▶ **EXCERPT TO READ**:

..............................

Binder badge Colab badge

Model Error Analysis

Load Data

The dataset is the adult dataset which can be downloaded from the UCI machine learning repository.

Dua, D. and Graff, C. (2019). UCI Machine Learning Repository [http://archive.ics.uci.edu/ml]. Irvine, CA: University of California, School of Information and Computer Science.

[1]:
import pandas as pd
from urllib.request import urlopen
from sklearn.preprocessing import LabelEncoder

name_data = urlopen('http://archive.ics.uci.edu/ml/machine-learning-databases/adult/adult.names')
lines = [l.decode("utf-8") for l in name_data if ':' in l.decode("utf-8") and '|' not in l.decode("utf-8")]

features = [l.split(':')[0] for l in lines]
label_name = 'income'

cat_features = [l.split(':')[0] for l in lines if 'continuous' not in l]

train_df = pd.read_csv('http://archive.ics.uci.edu/ml/machine-learning-databases/adult/adult.data',
                       names=features + [label_name])

..............................

▶ **THINGS TO DO**:
1) Write out the part of the model error analysis page starting at "Model Error Analysis" and ending at "and Computer Science.".
2) Pick up the model error analysis page from the point where it stops.
The material after this point has nothing to do with the model error analysis page.

..............................

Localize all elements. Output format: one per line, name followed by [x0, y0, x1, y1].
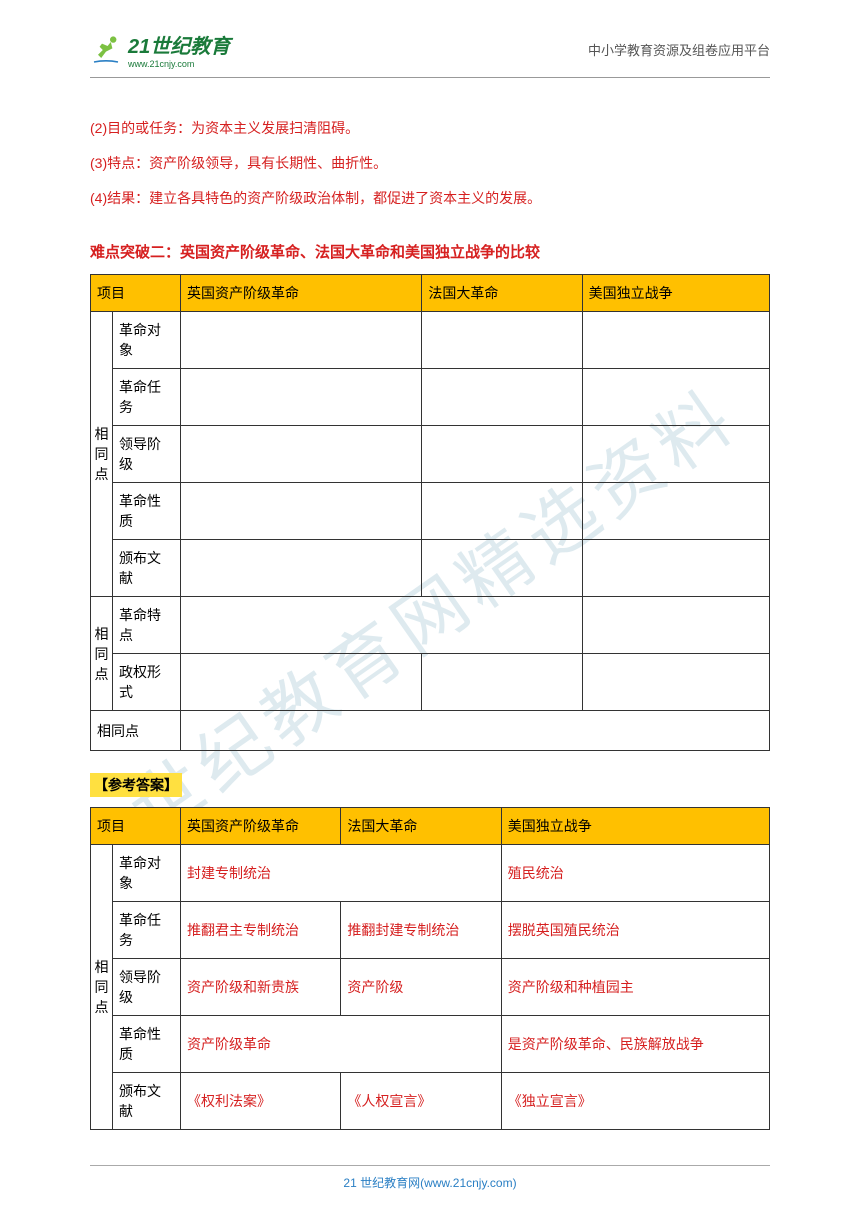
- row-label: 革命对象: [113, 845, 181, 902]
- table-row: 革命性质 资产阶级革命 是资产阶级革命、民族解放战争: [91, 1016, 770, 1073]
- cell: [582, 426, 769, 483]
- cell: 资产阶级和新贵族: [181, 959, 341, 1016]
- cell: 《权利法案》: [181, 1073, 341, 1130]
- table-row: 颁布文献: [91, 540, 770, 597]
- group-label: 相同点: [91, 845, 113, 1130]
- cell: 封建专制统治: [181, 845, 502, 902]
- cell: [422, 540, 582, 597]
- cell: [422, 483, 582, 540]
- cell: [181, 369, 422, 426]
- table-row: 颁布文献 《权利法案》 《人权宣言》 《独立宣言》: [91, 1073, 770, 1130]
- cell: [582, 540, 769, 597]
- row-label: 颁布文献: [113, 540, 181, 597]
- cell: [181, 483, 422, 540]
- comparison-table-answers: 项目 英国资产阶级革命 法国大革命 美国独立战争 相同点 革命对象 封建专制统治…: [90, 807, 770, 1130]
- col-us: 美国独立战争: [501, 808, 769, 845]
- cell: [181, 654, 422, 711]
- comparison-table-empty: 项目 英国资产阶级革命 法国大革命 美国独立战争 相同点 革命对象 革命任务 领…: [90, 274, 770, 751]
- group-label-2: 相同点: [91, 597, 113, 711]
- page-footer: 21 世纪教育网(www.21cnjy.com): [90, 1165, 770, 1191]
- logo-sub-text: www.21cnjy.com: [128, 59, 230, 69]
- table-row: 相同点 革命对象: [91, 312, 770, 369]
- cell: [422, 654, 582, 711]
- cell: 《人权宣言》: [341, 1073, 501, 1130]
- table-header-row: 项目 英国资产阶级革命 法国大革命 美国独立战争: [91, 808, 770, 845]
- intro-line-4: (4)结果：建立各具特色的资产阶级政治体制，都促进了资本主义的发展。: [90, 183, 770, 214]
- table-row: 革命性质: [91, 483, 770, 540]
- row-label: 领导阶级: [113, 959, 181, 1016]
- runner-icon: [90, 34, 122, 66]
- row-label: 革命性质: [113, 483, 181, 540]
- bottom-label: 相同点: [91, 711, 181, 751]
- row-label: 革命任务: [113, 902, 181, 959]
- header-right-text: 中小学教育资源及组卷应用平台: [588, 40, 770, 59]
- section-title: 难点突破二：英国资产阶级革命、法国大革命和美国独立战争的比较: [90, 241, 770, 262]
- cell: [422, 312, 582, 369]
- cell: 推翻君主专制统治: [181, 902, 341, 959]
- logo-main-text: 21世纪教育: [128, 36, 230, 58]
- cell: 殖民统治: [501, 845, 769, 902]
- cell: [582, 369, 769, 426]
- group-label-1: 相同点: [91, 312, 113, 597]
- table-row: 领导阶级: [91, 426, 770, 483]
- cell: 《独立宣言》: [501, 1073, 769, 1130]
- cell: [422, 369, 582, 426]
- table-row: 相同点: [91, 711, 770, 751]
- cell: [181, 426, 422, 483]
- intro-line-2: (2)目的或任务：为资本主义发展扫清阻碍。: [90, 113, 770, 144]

..............................

▶ **RESULTS OF THE EXERCISE**:
1)
Model Error Analysis

Load Data

The dataset is the adult dataset which can be downloaded from the UCI machine learning repository.

Dua, D. and Graff, C. (2019). UCI Machine Learning Repository [http://archive.ics.uci.edu/ml]. Irvine, CA: University of California, School of Information and Computer Science.

2)
test_df = pd.read_csv('http://archive.ics.uci.edu/ml/machine-learning-databases/adult/adult.test',
                      names=features + [label_name], skiprows=1)

test_df[label_name] = test_df [label_name].str[:-1]

encoder = LabelEncoder()
encoder.fit(train_df[label_name])
train_df[label_name] = encoder.transform(train_df[label_name])
test_df[label_name] = encoder.transform(test_df[label_name])

Create Dataset

[2]:
from deepchecks import Dataset

cat_features = ['workclass', 'education', 'marital-status', 'occupation', 'relationship',
                'race', 'sex', 'native-country']
train_ds = Dataset(train_df, label=label_name, cat_features=cat_features)
test_ds = Dataset(test_df, label=label_name, cat_features=cat_features)

numeric_features = [feat_name for feat_name in train_ds.features if feat_name not in train_ds.cat_features]

Classification Model

[3]:
from sklearn.pipeline import Pipeline
from sklearn.impute import SimpleImputer
from sklearn.compose import ColumnTransformer
from sklearn.preprocessing import OrdinalEncoder
from sklearn.ensemble import RandomForestClassifier

numeric_transformer = SimpleImputer()
categorical_transformer = Pipeline(
    steps=[("imputer", SimpleImputer(strategy="most_frequent")), ("encoder", OrdinalEncoder())]
)

train_ds.features
preprocessor = ColumnTransformer(
    transformers=[
        ("num", numeric_transformer, numeric_features),
        ("cat", categorical_transformer, cat_features),
    ]
)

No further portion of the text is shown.